## Your instructions
Write out the data below in full, unchanged, minus the images.

Data entries:
--------------------------------

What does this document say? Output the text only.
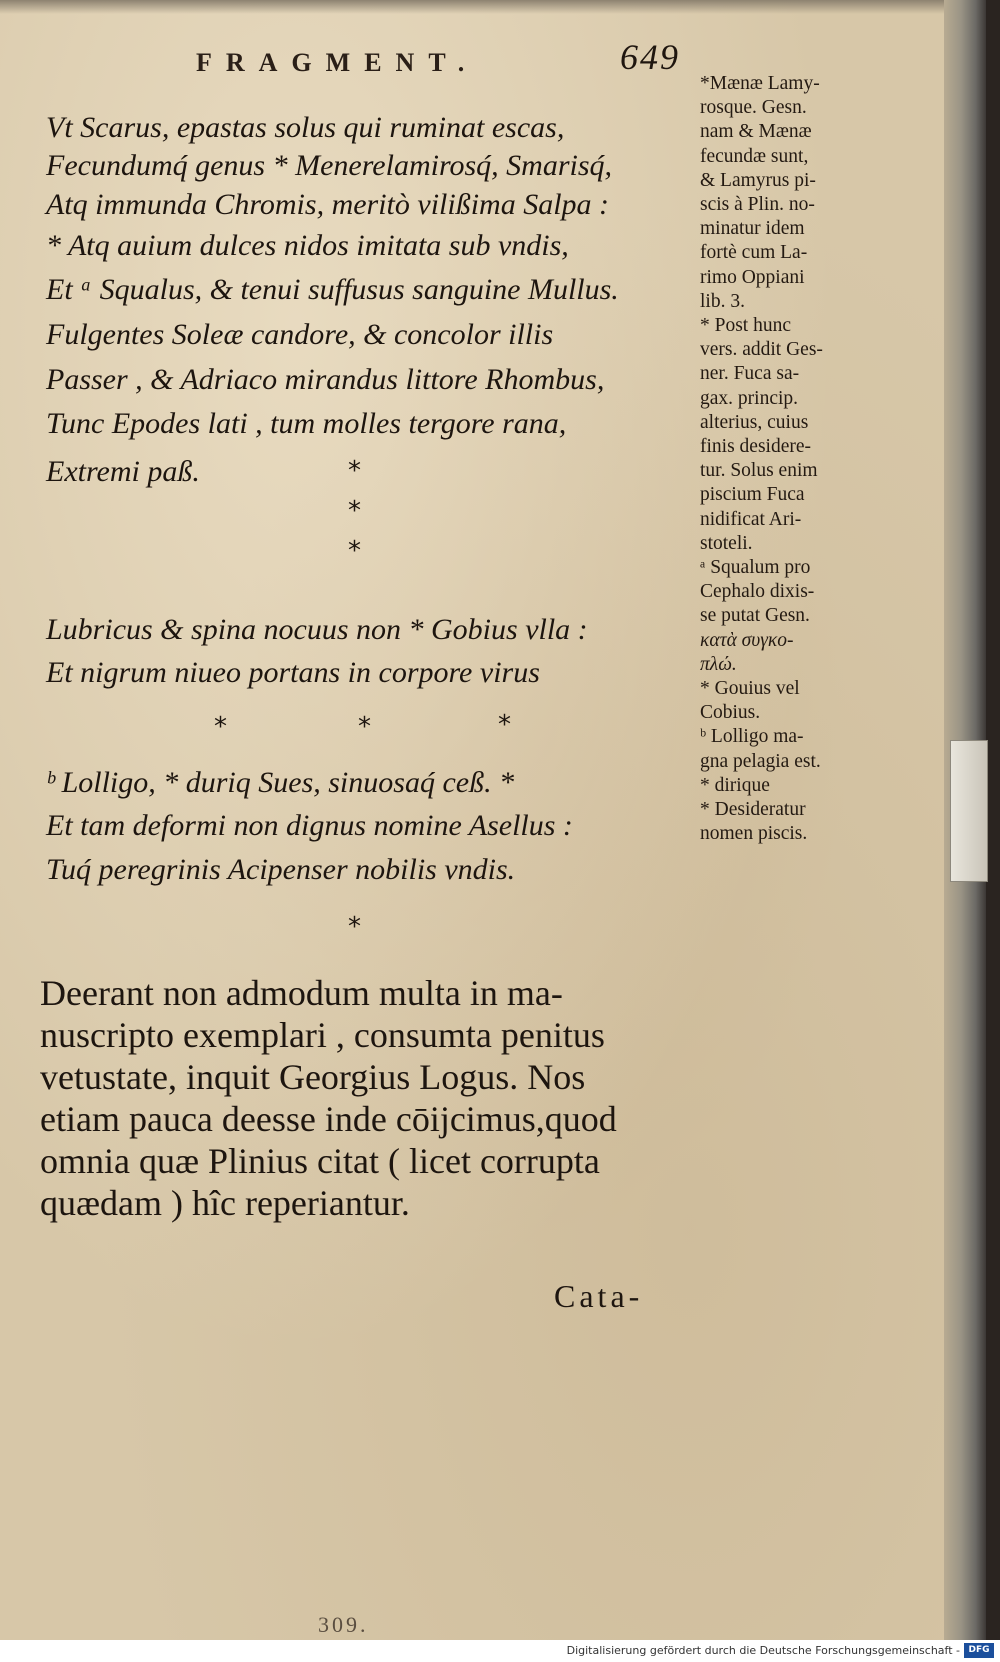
FRAGMENT.	649
Vt Scarus, epastas solus qui ruminat escas,
Fecundumq́ genus * Menerelamirosq́, Smarisq́,
Atq immunda Chromis, meritò vilißima Salpa :
* Atq auium dulces nidos imitata sub vndis,
Et ᵃ Squalus, & tenui suffusus sanguine Mullus.
Fulgentes Soleæ candore, & concolor illis
Passer , & Adriaco mirandus littore Rhombus,
Tunc Epodes lati , tum molles tergore rana,
Extremi paß.	*
*
*
Lubricus & spina nocuus non * Gobius vlla :
Et nigrum niueo portans in corpore virus
*	*	*
ᵇ Lolligo, * duriq Sues, sinuosaq́ ceß. *
Et tam deformi non dignus nomine Asellus :
Tuq́ peregrinis Acipenser nobilis vndis.
*
*Mænæ Lamy-
rosque. Gesn.
nam & Mænæ
fecundæ sunt,
& Lamyrus pi-
scis à Plin. no-
minatur idem
fortè cum La-
rimo Oppiani
lib. 3.
* Post hunc
vers. addit Ges-
ner. Fuca sa-
gax. princip.
alterius, cuius
finis desidere-
tur. Solus enim
piscium Fuca
nidificat Ari-
stoteli.
ᵃ Squalum pro
Cephalo dixis-
se putat Gesn.
κατὰ συγκο-
πλώ.
* Gouius vel
Cobius.
ᵇ Lolligo ma-
gna pelagia est.
* dirique
* Desideratur
nomen piscis.
Deerant non admodum multa in ma-
nuscripto exemplari , consumta penitus
vetustate, inquit Georgius Logus. Nos
etiam pauca deesse inde cōijcimus,quod
omnia quæ Plinius citat ( licet corrupta
quædam ) hîc reperiantur.
Cata-
309.
Digitalisierung gefördert durch die Deutsche Forschungsgemeinschaft - DFG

--------------------------------

## Answer space
What does this document say? Output the text only.
FRAGMENT.	649
Vt Scarus, epastas solus qui ruminat escas,
Fecundumq́ genus * Menerelamirosq́, Smarisq́,
Atq immunda Chromis, meritò vilißima Salpa :
* Atq auium dulces nidos imitata sub vndis,
Et ᵃ Squalus, & tenui suffusus sanguine Mullus.
Fulgentes Soleæ candore, & concolor illis
Passer , & Adriaco mirandus littore Rhombus,
Tunc Epodes lati , tum molles tergore rana,
Extremi paß.	*
*
*
Lubricus & spina nocuus non * Gobius vlla :
Et nigrum niueo portans in corpore virus
*	*	*
ᵇ Lolligo, * duriq Sues, sinuosaq́ ceß. *
Et tam deformi non dignus nomine Asellus :
Tuq́ peregrinis Acipenser nobilis vndis.
*
*Mænæ Lamy-
rosque. Gesn.
nam & Mænæ
fecundæ sunt,
& Lamyrus pi-
scis à Plin. no-
minatur idem
fortè cum La-
rimo Oppiani
lib. 3.
* Post hunc
vers. addit Ges-
ner. Fuca sa-
gax. princip.
alterius, cuius
finis desidere-
tur. Solus enim
piscium Fuca
nidificat Ari-
stoteli.
ᵃ Squalum pro
Cephalo dixis-
se putat Gesn.
κατὰ συγκο-
πλώ.
* Gouius vel
Cobius.
ᵇ Lolligo ma-
gna pelagia est.
* dirique
* Desideratur
nomen piscis.
Deerant non admodum multa in ma-
nuscripto exemplari , consumta penitus
vetustate, inquit Georgius Logus. Nos
etiam pauca deesse inde cōijcimus,quod
omnia quæ Plinius citat ( licet corrupta
quædam ) hîc reperiantur.
Cata-
309.
Digitalisierung gefördert durch die Deutsche Forschungsgemeinschaft - DFG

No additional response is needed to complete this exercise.